(Figure record extracts)
>> Begin

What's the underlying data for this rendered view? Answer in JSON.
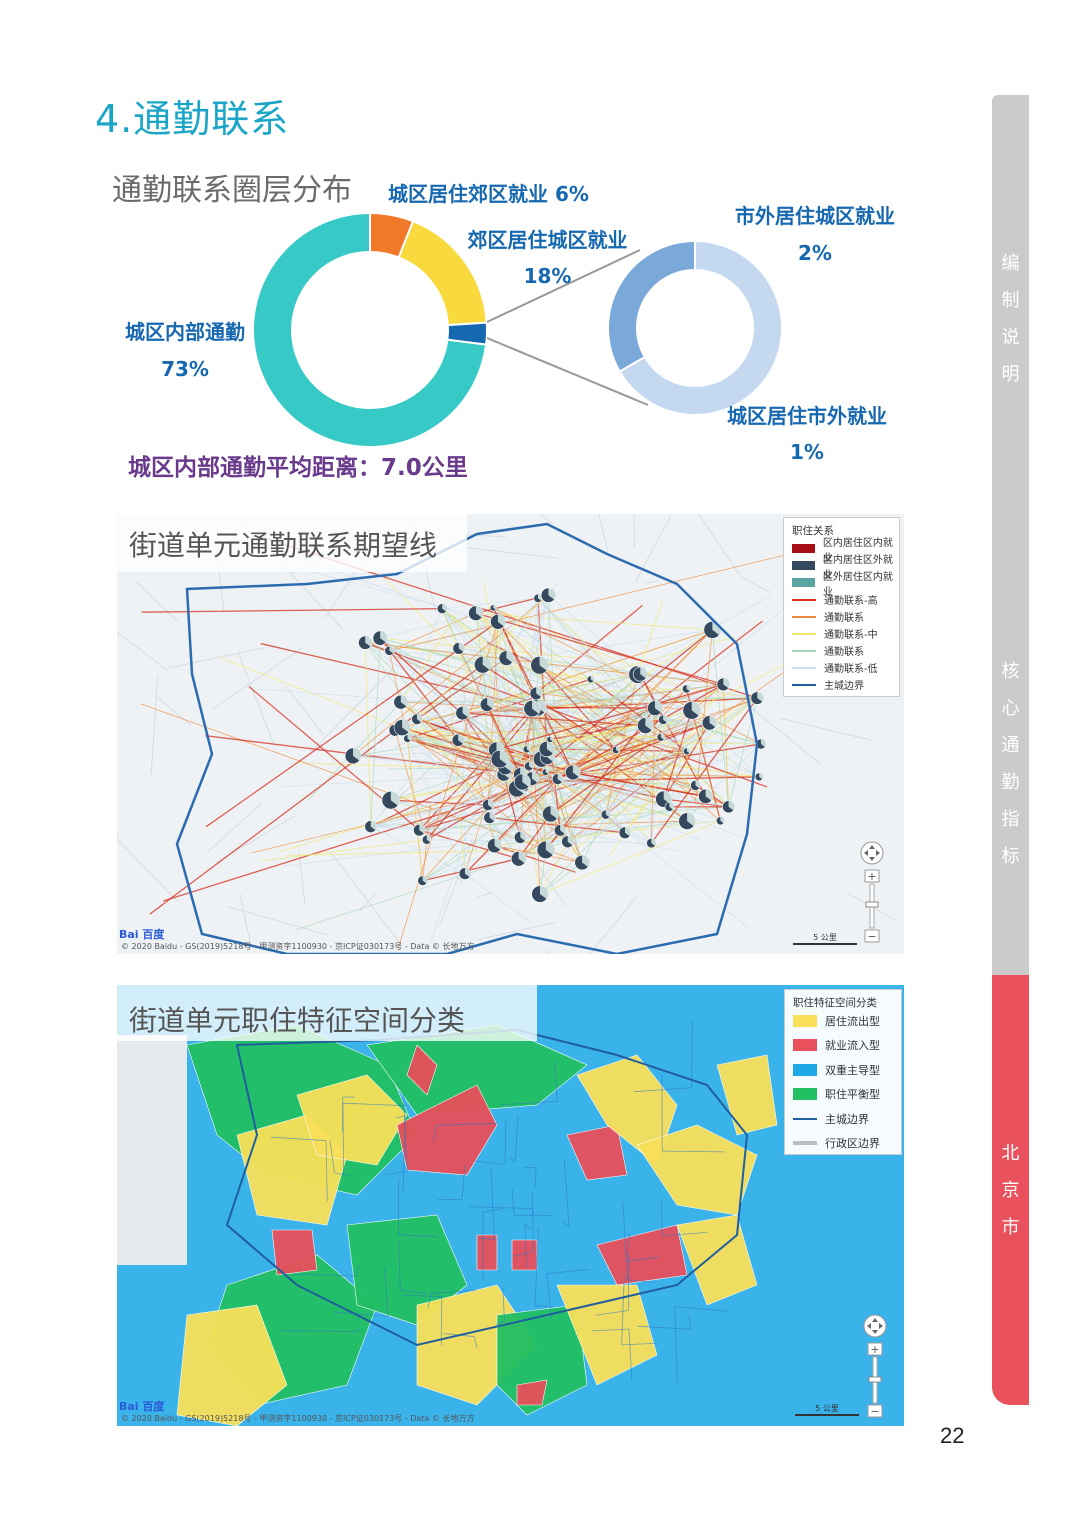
{
  "page": {
    "title": "4.通勤联系",
    "page_number": "22"
  },
  "donut": {
    "title": "通勤联系圈层分布",
    "main_labels": {
      "inner_city_name": "城区内部通勤",
      "inner_city_pct": "73%",
      "city_to_suburb": "城区居住郊区就业 6%",
      "suburb_to_city_name": "郊区居住城区就业",
      "suburb_to_city_pct": "18%"
    },
    "outer_labels": {
      "out_to_city_name": "市外居住城区就业",
      "out_to_city_pct": "2%",
      "city_to_out_name": "城区居住市外就业",
      "city_to_out_pct": "1%"
    },
    "avg_distance": "城区内部通勤平均距离：7.0公里"
  },
  "chart_data": [
    {
      "type": "pie",
      "categories": [
        "城区内部通勤",
        "城区居住郊区就业",
        "郊区居住城区就业",
        "市外"
      ],
      "values": [
        73,
        6,
        18,
        3
      ],
      "colors": [
        "#36c9c6",
        "#f07a2a",
        "#f8d93e",
        "#1668b0"
      ]
    },
    {
      "type": "pie",
      "categories": [
        "市外居住城区就业",
        "城区居住市外就业"
      ],
      "values": [
        2,
        1
      ],
      "colors": [
        "#c4d9ef",
        "#7aa8d8"
      ]
    }
  ],
  "map1": {
    "title": "街道单元通勤联系期望线",
    "legend_title": "职住关系",
    "legend": [
      {
        "label": "区内居住区内就业",
        "kind": "box",
        "color": "#a50f15"
      },
      {
        "label": "区内居住区外就业",
        "kind": "box",
        "color": "#34495e"
      },
      {
        "label": "区外居住区内就业",
        "kind": "box",
        "color": "#5aa3a3"
      },
      {
        "label": "通勤联系-高",
        "kind": "line",
        "color": "#d7301f"
      },
      {
        "label": "通勤联系",
        "kind": "line",
        "color": "#f08a3c"
      },
      {
        "label": "通勤联系-中",
        "kind": "line",
        "color": "#f3e66b"
      },
      {
        "label": "通勤联系",
        "kind": "line",
        "color": "#a8d8b8"
      },
      {
        "label": "通勤联系-低",
        "kind": "line",
        "color": "#c9dff0"
      },
      {
        "label": "主城边界",
        "kind": "line",
        "color": "#1f5f9e"
      }
    ],
    "scale": "5 公里",
    "footer": "© 2020 Baidu - GS(2019)5218号 - 甲测资字1100930 - 京ICP证030173号 - Data © 长地万方",
    "logo": "Bai 百度"
  },
  "map2": {
    "title": "街道单元职住特征空间分类",
    "legend_title": "职住特征空间分类",
    "legend": [
      {
        "label": "居住流出型",
        "kind": "box",
        "color": "#f8e05a"
      },
      {
        "label": "就业流入型",
        "kind": "box",
        "color": "#e8505b"
      },
      {
        "label": "双重主导型",
        "kind": "box",
        "color": "#1ea8e6"
      },
      {
        "label": "职住平衡型",
        "kind": "box",
        "color": "#22bf63"
      },
      {
        "label": "主城边界",
        "kind": "line",
        "color": "#1f5f9e"
      },
      {
        "label": "行政区边界",
        "kind": "line",
        "color": "#bdbdbd"
      }
    ],
    "scale": "5 公里",
    "footer": "© 2020 Baidu - GS(2019)5218号 - 甲测资字1100930 - 京ICP证030173号 - Data © 长地万方",
    "logo": "Bai 百度"
  },
  "sidebar": {
    "section1": "编制说明",
    "section2": "核心通勤指标",
    "section3": "北京市",
    "colors": {
      "inactive": "#c9c9c9",
      "active": "#e8505b"
    }
  }
}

>> End

WORK TO COMPLETE: Every record gets retyped exactly; no picture goes into the copy.

EXERCISE ANSWER:
What's the underlying data for this rendered view? Answer in JSON.
{
  "page": {
    "title": "4.通勤联系",
    "page_number": "22"
  },
  "donut": {
    "title": "通勤联系圈层分布",
    "main_labels": {
      "inner_city_name": "城区内部通勤",
      "inner_city_pct": "73%",
      "city_to_suburb": "城区居住郊区就业 6%",
      "suburb_to_city_name": "郊区居住城区就业",
      "suburb_to_city_pct": "18%"
    },
    "outer_labels": {
      "out_to_city_name": "市外居住城区就业",
      "out_to_city_pct": "2%",
      "city_to_out_name": "城区居住市外就业",
      "city_to_out_pct": "1%"
    },
    "avg_distance": "城区内部通勤平均距离：7.0公里"
  },
  "chart_data": [
    {
      "type": "pie",
      "categories": [
        "城区内部通勤",
        "城区居住郊区就业",
        "郊区居住城区就业",
        "市外"
      ],
      "values": [
        73,
        6,
        18,
        3
      ],
      "colors": [
        "#36c9c6",
        "#f07a2a",
        "#f8d93e",
        "#1668b0"
      ]
    },
    {
      "type": "pie",
      "categories": [
        "市外居住城区就业",
        "城区居住市外就业"
      ],
      "values": [
        2,
        1
      ],
      "colors": [
        "#c4d9ef",
        "#7aa8d8"
      ]
    }
  ],
  "map1": {
    "title": "街道单元通勤联系期望线",
    "legend_title": "职住关系",
    "legend": [
      {
        "label": "区内居住区内就业",
        "kind": "box",
        "color": "#a50f15"
      },
      {
        "label": "区内居住区外就业",
        "kind": "box",
        "color": "#34495e"
      },
      {
        "label": "区外居住区内就业",
        "kind": "box",
        "color": "#5aa3a3"
      },
      {
        "label": "通勤联系-高",
        "kind": "line",
        "color": "#d7301f"
      },
      {
        "label": "通勤联系",
        "kind": "line",
        "color": "#f08a3c"
      },
      {
        "label": "通勤联系-中",
        "kind": "line",
        "color": "#f3e66b"
      },
      {
        "label": "通勤联系",
        "kind": "line",
        "color": "#a8d8b8"
      },
      {
        "label": "通勤联系-低",
        "kind": "line",
        "color": "#c9dff0"
      },
      {
        "label": "主城边界",
        "kind": "line",
        "color": "#1f5f9e"
      }
    ],
    "scale": "5 公里",
    "footer": "© 2020 Baidu - GS(2019)5218号 - 甲测资字1100930 - 京ICP证030173号 - Data © 长地万方",
    "logo": "Bai 百度"
  },
  "map2": {
    "title": "街道单元职住特征空间分类",
    "legend_title": "职住特征空间分类",
    "legend": [
      {
        "label": "居住流出型",
        "kind": "box",
        "color": "#f8e05a"
      },
      {
        "label": "就业流入型",
        "kind": "box",
        "color": "#e8505b"
      },
      {
        "label": "双重主导型",
        "kind": "box",
        "color": "#1ea8e6"
      },
      {
        "label": "职住平衡型",
        "kind": "box",
        "color": "#22bf63"
      },
      {
        "label": "主城边界",
        "kind": "line",
        "color": "#1f5f9e"
      },
      {
        "label": "行政区边界",
        "kind": "line",
        "color": "#bdbdbd"
      }
    ],
    "scale": "5 公里",
    "footer": "© 2020 Baidu - GS(2019)5218号 - 甲测资字1100930 - 京ICP证030173号 - Data © 长地万方",
    "logo": "Bai 百度"
  },
  "sidebar": {
    "section1": "编制说明",
    "section2": "核心通勤指标",
    "section3": "北京市",
    "colors": {
      "inactive": "#c9c9c9",
      "active": "#e8505b"
    }
  }
}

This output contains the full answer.